• [Task goal] Where a line in the listing below contains the word "costs", copy that line.

• [Material shown]
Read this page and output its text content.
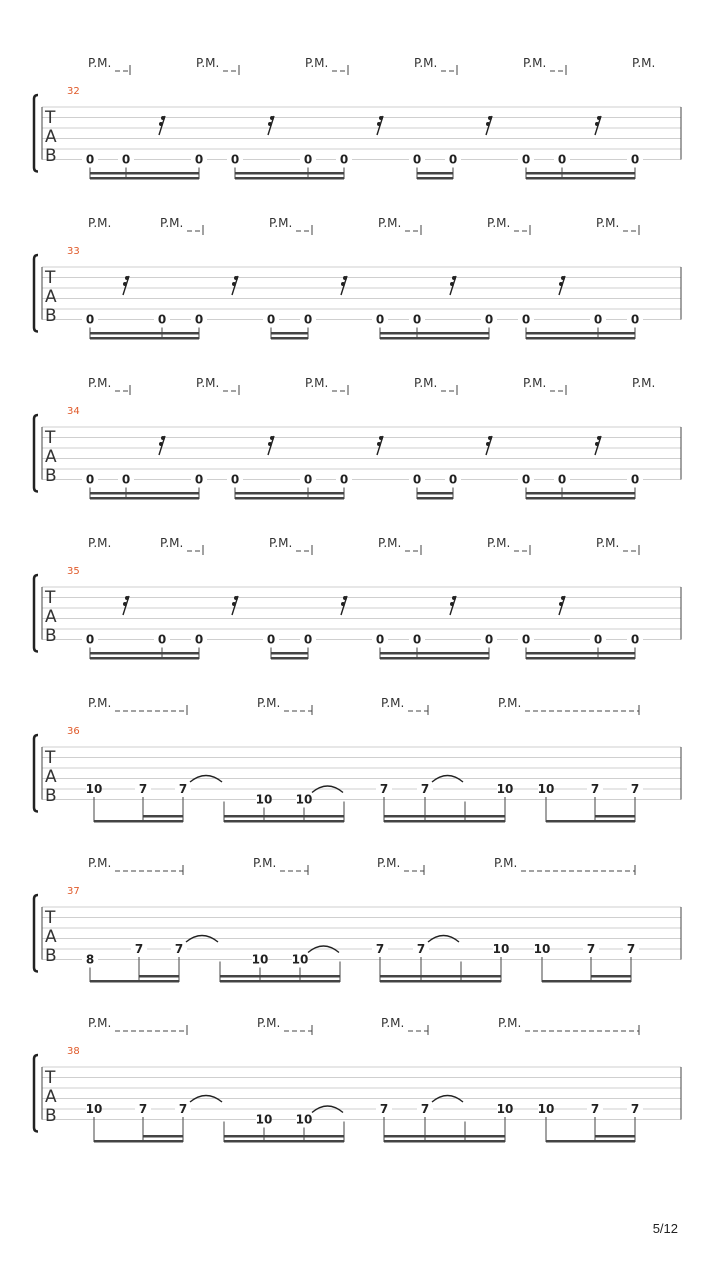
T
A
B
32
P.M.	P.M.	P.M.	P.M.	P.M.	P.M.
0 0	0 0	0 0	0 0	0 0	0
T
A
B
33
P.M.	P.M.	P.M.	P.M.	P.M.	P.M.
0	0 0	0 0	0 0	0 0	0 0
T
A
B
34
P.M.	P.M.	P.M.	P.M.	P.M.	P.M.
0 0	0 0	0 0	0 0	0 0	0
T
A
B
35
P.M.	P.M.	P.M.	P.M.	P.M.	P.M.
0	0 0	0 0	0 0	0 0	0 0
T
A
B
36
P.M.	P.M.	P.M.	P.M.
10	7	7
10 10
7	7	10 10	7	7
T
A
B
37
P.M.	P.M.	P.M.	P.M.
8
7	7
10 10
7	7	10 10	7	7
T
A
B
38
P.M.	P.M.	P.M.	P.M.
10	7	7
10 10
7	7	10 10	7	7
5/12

* * *

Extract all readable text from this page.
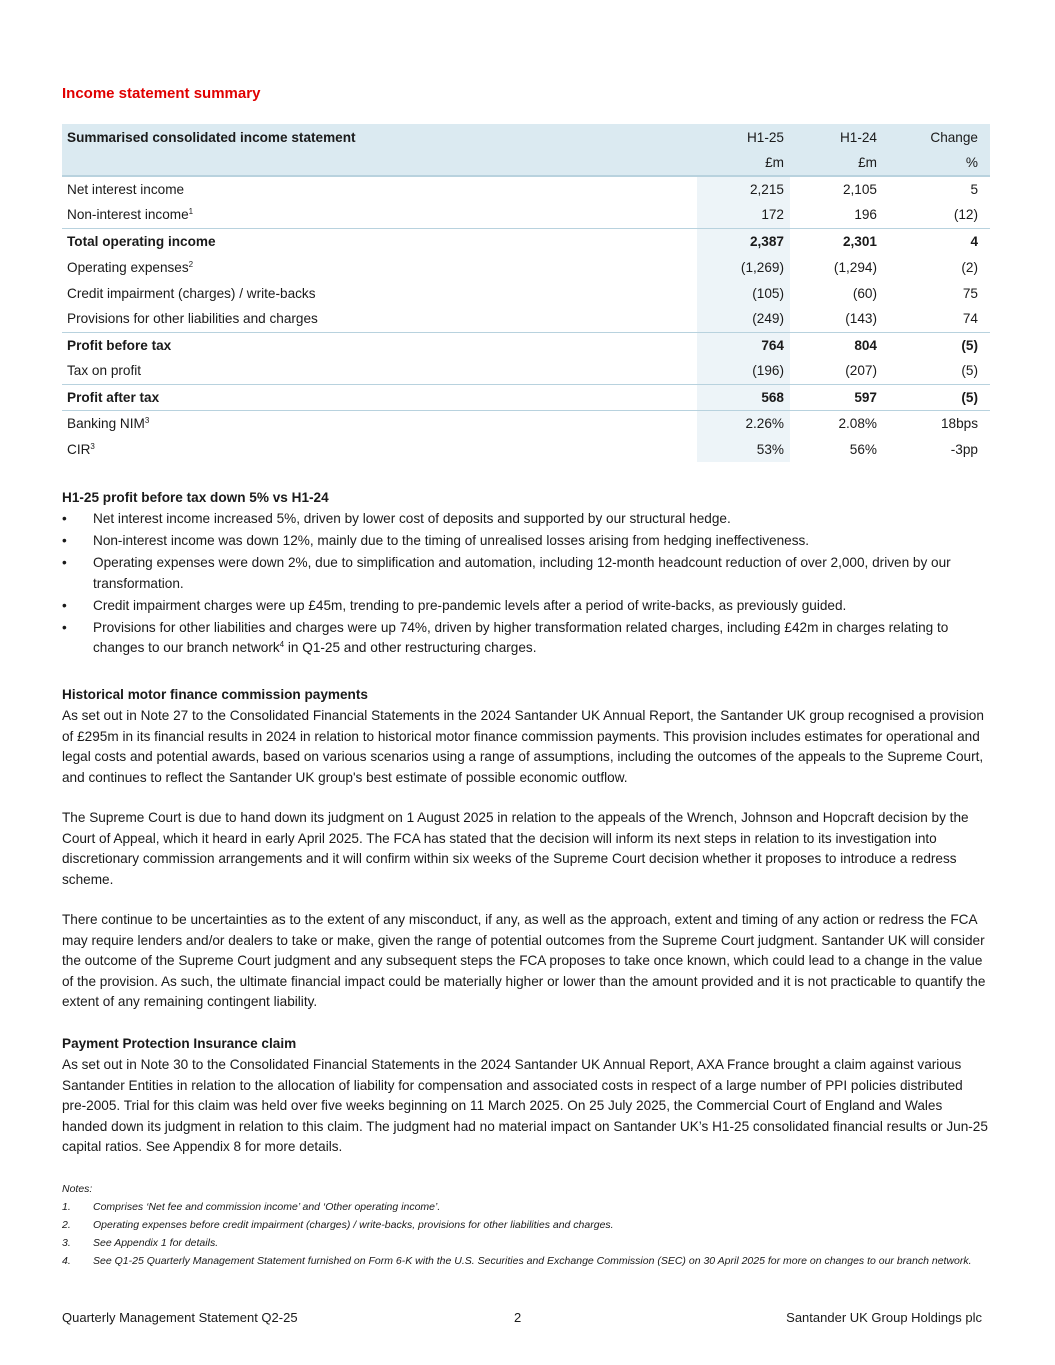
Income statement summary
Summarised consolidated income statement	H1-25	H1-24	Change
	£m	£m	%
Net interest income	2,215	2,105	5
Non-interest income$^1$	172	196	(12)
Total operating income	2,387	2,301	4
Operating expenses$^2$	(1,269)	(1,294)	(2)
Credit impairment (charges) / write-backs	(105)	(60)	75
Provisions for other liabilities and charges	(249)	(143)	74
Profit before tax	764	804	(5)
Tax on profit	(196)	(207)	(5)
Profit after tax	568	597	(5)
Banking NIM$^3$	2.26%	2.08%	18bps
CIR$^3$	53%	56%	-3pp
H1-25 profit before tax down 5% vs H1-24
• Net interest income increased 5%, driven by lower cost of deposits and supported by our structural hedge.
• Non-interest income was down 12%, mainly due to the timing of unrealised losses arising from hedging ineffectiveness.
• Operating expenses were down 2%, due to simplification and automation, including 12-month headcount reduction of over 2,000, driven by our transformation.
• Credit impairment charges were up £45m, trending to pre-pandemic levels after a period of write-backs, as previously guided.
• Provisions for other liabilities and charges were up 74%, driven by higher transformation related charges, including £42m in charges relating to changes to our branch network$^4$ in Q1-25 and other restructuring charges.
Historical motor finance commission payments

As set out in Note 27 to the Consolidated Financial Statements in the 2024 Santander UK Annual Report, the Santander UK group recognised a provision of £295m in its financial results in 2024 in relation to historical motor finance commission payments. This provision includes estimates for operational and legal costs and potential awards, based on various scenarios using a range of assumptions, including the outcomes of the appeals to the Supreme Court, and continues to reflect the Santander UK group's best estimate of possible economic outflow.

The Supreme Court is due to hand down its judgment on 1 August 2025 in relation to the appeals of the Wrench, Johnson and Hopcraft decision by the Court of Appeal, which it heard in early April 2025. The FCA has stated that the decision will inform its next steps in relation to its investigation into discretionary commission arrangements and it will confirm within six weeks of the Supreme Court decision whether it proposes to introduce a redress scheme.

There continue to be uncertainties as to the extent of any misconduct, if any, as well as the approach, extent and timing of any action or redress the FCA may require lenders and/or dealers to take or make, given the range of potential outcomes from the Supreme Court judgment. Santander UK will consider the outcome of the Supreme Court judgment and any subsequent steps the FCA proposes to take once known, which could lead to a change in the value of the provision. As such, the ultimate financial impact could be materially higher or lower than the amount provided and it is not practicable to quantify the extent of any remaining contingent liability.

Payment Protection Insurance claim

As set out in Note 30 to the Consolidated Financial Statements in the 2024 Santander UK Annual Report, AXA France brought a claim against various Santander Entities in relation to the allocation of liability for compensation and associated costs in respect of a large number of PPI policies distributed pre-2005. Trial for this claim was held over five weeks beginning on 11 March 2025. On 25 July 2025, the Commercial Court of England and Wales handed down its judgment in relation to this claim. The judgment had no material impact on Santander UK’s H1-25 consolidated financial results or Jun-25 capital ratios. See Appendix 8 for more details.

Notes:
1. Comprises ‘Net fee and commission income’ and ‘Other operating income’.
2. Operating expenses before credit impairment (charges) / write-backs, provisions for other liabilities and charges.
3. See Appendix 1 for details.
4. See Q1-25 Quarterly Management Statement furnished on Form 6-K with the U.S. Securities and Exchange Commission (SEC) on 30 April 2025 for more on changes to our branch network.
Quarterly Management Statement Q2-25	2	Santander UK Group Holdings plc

• [Output below]
As set out in Note 27 to the Consolidated Financial Statements in the 2024 Santander UK Annual Report, the Santander UK group recognised a provision of £295m in its financial results in 2024 in relation to historical motor finance commission payments. This provision includes estimates for operational and legal costs and potential awards, based on various scenarios using a range of assumptions, including the outcomes of the appeals to the Supreme Court, and continues to reflect the Santander UK group's best estimate of possible economic outflow.
As set out in Note 30 to the Consolidated Financial Statements in the 2024 Santander UK Annual Report, AXA France brought a claim against various Santander Entities in relation to the allocation of liability for compensation and associated costs in respect of a large number of PPI policies distributed pre-2005. Trial for this claim was held over five weeks beginning on 11 March 2025. On 25 July 2025, the Commercial Court of England and Wales handed down its judgment in relation to this claim. The judgment had no material impact on Santander UK’s H1-25 consolidated financial results or Jun-25 capital ratios. See Appendix 8 for more details.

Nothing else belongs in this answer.